=== DATA FOR THIS EXERCISE ===
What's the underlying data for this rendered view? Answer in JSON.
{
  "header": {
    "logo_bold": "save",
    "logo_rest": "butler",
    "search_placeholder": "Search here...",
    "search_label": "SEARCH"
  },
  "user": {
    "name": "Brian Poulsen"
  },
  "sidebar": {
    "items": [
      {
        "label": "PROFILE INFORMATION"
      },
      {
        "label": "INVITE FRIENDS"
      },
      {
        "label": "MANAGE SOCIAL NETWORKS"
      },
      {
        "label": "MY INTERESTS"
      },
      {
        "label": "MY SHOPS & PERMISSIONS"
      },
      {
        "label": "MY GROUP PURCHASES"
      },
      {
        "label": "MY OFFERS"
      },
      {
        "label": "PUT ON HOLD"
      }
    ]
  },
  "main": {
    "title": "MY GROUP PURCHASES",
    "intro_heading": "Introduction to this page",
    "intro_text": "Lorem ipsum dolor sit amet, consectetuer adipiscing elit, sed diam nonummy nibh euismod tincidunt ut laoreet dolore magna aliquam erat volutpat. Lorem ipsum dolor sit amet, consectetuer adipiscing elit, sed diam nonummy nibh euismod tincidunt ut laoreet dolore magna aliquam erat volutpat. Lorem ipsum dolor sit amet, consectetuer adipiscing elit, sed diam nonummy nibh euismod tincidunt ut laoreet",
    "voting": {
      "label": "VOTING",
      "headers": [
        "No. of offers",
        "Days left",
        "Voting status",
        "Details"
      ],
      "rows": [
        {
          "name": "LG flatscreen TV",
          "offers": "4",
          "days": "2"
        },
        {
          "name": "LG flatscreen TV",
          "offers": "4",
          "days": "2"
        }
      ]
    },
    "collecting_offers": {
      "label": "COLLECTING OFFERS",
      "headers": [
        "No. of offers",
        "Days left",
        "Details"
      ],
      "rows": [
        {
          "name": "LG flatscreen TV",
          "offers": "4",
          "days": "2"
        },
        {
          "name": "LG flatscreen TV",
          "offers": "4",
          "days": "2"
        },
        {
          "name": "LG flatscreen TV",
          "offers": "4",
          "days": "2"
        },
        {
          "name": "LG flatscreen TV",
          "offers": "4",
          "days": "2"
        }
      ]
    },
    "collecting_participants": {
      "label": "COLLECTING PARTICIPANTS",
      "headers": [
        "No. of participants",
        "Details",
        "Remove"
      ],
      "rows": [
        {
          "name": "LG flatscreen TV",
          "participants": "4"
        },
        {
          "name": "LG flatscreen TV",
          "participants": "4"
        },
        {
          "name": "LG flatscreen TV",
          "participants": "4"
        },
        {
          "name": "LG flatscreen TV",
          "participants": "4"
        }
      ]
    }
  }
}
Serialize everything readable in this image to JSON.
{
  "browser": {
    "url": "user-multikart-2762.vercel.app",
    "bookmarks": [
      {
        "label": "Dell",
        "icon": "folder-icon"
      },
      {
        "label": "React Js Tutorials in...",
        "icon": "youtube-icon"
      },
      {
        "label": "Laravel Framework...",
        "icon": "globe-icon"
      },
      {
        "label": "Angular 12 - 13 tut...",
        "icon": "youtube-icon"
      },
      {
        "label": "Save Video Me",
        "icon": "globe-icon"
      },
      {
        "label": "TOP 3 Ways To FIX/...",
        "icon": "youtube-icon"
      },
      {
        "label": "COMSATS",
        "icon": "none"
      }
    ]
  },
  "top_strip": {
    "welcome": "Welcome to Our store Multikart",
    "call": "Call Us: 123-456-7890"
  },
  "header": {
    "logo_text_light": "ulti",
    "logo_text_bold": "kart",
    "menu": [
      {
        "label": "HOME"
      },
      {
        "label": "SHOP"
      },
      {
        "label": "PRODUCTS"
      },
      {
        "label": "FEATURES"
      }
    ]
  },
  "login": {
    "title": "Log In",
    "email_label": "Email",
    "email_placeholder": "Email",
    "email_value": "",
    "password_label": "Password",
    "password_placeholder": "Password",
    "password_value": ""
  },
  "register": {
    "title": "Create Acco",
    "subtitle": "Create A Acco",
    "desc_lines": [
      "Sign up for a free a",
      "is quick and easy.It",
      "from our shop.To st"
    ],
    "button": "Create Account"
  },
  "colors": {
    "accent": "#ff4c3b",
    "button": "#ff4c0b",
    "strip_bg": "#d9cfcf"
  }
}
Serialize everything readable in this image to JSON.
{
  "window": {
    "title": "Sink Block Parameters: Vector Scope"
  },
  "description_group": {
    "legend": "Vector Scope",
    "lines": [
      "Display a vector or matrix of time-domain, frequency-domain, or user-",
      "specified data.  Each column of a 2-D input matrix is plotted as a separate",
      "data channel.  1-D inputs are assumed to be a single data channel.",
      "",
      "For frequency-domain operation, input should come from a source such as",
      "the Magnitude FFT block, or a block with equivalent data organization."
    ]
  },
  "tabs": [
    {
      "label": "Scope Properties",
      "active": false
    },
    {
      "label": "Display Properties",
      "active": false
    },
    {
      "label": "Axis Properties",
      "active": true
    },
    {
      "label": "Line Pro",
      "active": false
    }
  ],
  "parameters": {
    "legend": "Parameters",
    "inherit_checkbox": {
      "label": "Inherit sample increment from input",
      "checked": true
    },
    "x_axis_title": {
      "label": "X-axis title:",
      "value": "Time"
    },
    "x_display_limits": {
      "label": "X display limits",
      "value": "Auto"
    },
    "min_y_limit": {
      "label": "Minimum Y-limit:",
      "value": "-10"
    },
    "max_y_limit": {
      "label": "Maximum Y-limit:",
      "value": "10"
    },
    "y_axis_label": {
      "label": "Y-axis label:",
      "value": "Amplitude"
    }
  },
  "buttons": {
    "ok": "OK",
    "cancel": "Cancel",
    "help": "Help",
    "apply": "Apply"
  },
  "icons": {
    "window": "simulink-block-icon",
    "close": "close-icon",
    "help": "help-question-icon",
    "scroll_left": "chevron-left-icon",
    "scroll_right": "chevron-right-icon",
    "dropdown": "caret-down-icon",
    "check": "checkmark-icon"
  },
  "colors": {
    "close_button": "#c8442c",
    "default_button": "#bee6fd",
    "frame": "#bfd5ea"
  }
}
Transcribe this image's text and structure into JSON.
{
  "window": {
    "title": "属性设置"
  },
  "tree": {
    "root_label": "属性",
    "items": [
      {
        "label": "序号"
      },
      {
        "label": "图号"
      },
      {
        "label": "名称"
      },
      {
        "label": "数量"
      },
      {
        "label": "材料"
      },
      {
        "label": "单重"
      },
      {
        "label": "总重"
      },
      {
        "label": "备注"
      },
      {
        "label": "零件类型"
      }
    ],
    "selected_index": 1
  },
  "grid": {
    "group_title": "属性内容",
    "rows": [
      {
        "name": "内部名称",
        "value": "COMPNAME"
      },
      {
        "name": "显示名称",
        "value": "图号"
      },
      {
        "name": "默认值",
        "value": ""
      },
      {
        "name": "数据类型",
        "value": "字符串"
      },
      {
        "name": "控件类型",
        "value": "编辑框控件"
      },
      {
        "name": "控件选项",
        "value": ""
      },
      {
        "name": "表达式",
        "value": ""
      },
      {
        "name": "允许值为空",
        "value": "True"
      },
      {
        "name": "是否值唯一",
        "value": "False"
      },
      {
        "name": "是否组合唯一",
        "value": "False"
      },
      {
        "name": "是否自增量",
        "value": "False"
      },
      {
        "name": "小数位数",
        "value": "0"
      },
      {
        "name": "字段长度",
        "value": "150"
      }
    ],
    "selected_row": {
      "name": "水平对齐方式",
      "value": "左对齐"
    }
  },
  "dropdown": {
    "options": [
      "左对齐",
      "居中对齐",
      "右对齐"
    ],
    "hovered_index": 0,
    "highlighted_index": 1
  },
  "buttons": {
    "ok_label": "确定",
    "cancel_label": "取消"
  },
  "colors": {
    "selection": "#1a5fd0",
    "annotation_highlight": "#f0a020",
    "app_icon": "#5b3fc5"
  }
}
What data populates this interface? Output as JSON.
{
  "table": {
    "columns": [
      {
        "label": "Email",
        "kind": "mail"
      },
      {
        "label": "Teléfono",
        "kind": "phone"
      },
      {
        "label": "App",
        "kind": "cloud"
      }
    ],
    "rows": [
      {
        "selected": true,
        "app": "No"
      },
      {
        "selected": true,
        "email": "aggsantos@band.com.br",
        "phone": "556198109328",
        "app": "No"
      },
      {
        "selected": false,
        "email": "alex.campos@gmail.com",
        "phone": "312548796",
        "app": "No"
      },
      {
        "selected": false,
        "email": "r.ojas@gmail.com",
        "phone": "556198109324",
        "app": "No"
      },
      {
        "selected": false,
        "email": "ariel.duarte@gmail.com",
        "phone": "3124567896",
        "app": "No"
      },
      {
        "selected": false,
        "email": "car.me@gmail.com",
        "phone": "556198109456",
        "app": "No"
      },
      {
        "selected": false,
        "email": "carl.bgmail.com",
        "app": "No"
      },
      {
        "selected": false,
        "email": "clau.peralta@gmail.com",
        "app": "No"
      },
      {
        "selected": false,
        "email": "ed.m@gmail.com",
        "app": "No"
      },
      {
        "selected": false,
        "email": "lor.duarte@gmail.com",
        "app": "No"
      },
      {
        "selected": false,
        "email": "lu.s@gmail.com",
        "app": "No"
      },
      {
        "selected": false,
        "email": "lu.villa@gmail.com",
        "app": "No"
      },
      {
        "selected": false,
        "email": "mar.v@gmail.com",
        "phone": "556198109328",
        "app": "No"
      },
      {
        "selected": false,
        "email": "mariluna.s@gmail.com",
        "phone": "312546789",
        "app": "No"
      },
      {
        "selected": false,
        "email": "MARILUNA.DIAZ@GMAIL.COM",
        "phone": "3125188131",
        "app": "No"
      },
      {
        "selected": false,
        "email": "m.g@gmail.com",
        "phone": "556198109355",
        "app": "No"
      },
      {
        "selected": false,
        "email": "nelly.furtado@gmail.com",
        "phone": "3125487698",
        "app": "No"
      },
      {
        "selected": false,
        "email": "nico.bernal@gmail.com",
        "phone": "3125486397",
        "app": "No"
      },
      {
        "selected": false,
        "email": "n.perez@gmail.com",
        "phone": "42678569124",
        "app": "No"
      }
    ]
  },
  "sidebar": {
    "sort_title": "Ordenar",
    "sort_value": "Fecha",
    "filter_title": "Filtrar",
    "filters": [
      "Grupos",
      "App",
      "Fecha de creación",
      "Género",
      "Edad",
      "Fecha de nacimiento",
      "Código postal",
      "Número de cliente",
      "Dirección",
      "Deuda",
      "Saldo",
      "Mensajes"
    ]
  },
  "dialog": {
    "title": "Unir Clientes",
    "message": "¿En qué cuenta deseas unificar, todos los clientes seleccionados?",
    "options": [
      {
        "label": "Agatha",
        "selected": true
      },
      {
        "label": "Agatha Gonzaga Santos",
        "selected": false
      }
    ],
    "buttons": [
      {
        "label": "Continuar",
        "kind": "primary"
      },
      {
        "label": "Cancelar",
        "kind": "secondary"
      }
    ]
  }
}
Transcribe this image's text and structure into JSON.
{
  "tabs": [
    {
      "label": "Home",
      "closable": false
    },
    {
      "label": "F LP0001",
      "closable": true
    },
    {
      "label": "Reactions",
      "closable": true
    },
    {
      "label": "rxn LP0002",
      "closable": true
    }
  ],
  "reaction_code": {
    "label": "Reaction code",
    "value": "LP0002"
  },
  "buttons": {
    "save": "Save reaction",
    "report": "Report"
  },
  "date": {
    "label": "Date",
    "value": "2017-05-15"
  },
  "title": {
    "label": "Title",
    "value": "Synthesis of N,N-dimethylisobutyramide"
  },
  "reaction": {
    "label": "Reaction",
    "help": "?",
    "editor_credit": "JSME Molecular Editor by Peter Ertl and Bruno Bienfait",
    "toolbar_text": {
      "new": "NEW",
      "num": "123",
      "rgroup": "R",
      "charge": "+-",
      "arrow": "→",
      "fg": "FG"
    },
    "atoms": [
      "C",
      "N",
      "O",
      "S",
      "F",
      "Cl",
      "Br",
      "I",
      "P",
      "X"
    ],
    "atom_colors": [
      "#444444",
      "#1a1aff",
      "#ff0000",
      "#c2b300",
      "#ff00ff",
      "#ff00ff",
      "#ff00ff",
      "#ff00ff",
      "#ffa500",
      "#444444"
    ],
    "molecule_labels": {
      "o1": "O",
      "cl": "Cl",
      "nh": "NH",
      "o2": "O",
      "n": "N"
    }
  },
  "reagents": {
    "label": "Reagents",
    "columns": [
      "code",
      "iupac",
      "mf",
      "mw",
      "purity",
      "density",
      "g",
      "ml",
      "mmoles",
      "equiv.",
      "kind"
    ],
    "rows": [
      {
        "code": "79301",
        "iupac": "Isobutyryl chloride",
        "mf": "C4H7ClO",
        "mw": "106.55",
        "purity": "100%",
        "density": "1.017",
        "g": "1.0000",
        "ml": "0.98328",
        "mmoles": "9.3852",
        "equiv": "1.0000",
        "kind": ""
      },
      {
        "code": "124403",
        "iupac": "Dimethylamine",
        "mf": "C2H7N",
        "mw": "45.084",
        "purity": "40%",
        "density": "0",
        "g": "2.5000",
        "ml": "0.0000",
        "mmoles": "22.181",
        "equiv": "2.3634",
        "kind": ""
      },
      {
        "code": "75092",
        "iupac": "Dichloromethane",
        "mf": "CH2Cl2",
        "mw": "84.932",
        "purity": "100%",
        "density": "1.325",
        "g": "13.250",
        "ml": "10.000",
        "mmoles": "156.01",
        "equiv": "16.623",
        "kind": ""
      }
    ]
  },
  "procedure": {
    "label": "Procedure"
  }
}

=== WHAT THIS TASK INVOLVES ===
How many lines of the data contain the word "help"? Answer with the number alone.

=== SOLUTION FOR THIS EXERCISE ===
3